Work instructions
Reply with the count of lines holding "title", nothing more.

Supplied entries
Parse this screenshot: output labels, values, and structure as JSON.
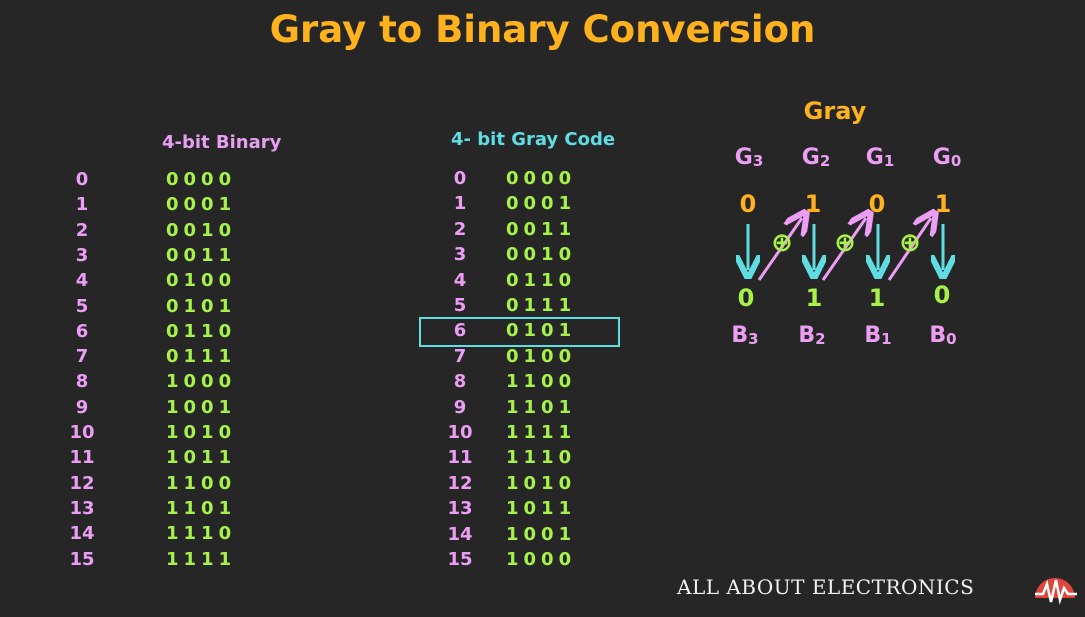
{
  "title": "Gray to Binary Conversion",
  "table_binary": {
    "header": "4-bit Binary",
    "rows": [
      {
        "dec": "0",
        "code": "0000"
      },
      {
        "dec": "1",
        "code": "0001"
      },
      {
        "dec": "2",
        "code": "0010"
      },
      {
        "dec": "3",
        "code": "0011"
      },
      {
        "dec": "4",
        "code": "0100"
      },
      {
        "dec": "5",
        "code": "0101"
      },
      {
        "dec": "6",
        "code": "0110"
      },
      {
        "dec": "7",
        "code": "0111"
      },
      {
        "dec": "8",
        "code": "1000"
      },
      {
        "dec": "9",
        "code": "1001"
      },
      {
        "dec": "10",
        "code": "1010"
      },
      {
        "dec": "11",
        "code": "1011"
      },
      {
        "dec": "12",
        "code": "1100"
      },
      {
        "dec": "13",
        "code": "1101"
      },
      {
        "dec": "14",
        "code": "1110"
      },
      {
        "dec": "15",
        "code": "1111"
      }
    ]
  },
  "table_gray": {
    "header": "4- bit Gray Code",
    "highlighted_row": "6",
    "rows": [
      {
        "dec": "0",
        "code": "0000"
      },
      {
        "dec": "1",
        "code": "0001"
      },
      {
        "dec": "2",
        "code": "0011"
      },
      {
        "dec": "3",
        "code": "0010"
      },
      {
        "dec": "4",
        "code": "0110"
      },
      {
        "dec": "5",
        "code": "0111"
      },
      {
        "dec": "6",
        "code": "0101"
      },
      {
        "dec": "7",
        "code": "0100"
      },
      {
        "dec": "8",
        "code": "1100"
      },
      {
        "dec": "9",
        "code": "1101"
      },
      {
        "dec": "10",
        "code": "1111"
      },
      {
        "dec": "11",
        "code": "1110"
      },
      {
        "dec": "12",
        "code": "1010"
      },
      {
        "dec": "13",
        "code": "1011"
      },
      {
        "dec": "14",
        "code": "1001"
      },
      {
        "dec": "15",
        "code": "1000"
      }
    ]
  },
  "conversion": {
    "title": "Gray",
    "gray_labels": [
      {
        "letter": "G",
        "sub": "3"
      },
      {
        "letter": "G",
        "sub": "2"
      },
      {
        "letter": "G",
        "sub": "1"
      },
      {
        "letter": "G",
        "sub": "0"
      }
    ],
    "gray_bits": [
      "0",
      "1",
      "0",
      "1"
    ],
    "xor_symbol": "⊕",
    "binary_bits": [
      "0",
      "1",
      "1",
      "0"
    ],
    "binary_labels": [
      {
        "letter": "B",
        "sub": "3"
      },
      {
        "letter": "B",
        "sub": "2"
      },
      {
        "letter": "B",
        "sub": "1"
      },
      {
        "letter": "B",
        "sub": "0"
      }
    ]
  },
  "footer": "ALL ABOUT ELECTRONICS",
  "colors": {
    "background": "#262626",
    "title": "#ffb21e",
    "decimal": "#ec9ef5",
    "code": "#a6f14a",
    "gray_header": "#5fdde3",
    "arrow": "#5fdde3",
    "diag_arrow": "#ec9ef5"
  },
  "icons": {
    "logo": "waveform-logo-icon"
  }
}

Full solution
3